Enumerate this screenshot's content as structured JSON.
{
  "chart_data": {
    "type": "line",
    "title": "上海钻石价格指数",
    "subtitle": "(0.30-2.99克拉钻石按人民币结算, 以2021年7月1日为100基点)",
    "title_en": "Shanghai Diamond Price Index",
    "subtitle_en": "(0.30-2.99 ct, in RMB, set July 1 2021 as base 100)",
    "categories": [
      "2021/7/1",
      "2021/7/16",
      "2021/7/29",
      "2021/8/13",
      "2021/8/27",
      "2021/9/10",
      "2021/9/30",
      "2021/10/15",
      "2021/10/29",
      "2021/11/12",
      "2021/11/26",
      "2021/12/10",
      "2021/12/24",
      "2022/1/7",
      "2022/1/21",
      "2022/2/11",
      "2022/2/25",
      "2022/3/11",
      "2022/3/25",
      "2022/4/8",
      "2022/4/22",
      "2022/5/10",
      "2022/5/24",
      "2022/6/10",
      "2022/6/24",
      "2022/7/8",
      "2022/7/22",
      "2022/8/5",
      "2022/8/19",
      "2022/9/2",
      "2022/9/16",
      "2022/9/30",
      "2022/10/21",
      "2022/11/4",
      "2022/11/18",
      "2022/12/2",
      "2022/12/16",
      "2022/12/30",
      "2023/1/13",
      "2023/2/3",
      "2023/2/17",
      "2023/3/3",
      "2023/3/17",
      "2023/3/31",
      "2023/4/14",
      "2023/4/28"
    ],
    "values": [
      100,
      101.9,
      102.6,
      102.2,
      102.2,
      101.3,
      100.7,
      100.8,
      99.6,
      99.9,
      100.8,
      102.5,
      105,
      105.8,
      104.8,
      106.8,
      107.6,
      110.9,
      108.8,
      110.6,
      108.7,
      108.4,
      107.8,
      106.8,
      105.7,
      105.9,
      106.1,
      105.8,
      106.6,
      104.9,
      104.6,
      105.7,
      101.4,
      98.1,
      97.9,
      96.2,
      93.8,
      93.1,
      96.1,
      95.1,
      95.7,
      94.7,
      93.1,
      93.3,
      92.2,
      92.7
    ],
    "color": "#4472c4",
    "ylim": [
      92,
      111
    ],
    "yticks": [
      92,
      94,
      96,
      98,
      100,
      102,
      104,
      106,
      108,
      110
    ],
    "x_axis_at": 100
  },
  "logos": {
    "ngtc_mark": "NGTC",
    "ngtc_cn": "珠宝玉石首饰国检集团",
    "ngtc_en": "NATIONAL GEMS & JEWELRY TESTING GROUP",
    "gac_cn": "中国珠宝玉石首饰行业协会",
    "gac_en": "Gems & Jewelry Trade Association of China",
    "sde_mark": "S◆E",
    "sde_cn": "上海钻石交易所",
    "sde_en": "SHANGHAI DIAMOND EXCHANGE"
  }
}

##############################

REQUIRED WORK: Write the whole listing out again. Keep every line exactly as it is.

SOLUTION BELOW:
Enumerate this screenshot's content as structured JSON.
{
  "chart_data": {
    "type": "line",
    "title": "上海钻石价格指数",
    "subtitle": "(0.30-2.99克拉钻石按人民币结算, 以2021年7月1日为100基点)",
    "title_en": "Shanghai Diamond Price Index",
    "subtitle_en": "(0.30-2.99 ct, in RMB, set July 1 2021 as base 100)",
    "categories": [
      "2021/7/1",
      "2021/7/16",
      "2021/7/29",
      "2021/8/13",
      "2021/8/27",
      "2021/9/10",
      "2021/9/30",
      "2021/10/15",
      "2021/10/29",
      "2021/11/12",
      "2021/11/26",
      "2021/12/10",
      "2021/12/24",
      "2022/1/7",
      "2022/1/21",
      "2022/2/11",
      "2022/2/25",
      "2022/3/11",
      "2022/3/25",
      "2022/4/8",
      "2022/4/22",
      "2022/5/10",
      "2022/5/24",
      "2022/6/10",
      "2022/6/24",
      "2022/7/8",
      "2022/7/22",
      "2022/8/5",
      "2022/8/19",
      "2022/9/2",
      "2022/9/16",
      "2022/9/30",
      "2022/10/21",
      "2022/11/4",
      "2022/11/18",
      "2022/12/2",
      "2022/12/16",
      "2022/12/30",
      "2023/1/13",
      "2023/2/3",
      "2023/2/17",
      "2023/3/3",
      "2023/3/17",
      "2023/3/31",
      "2023/4/14",
      "2023/4/28"
    ],
    "values": [
      100,
      101.9,
      102.6,
      102.2,
      102.2,
      101.3,
      100.7,
      100.8,
      99.6,
      99.9,
      100.8,
      102.5,
      105,
      105.8,
      104.8,
      106.8,
      107.6,
      110.9,
      108.8,
      110.6,
      108.7,
      108.4,
      107.8,
      106.8,
      105.7,
      105.9,
      106.1,
      105.8,
      106.6,
      104.9,
      104.6,
      105.7,
      101.4,
      98.1,
      97.9,
      96.2,
      93.8,
      93.1,
      96.1,
      95.1,
      95.7,
      94.7,
      93.1,
      93.3,
      92.2,
      92.7
    ],
    "color": "#4472c4",
    "ylim": [
      92,
      111
    ],
    "yticks": [
      92,
      94,
      96,
      98,
      100,
      102,
      104,
      106,
      108,
      110
    ],
    "x_axis_at": 100
  },
  "logos": {
    "ngtc_mark": "NGTC",
    "ngtc_cn": "珠宝玉石首饰国检集团",
    "ngtc_en": "NATIONAL GEMS & JEWELRY TESTING GROUP",
    "gac_cn": "中国珠宝玉石首饰行业协会",
    "gac_en": "Gems & Jewelry Trade Association of China",
    "sde_mark": "S◆E",
    "sde_cn": "上海钻石交易所",
    "sde_en": "SHANGHAI DIAMOND EXCHANGE"
  }
}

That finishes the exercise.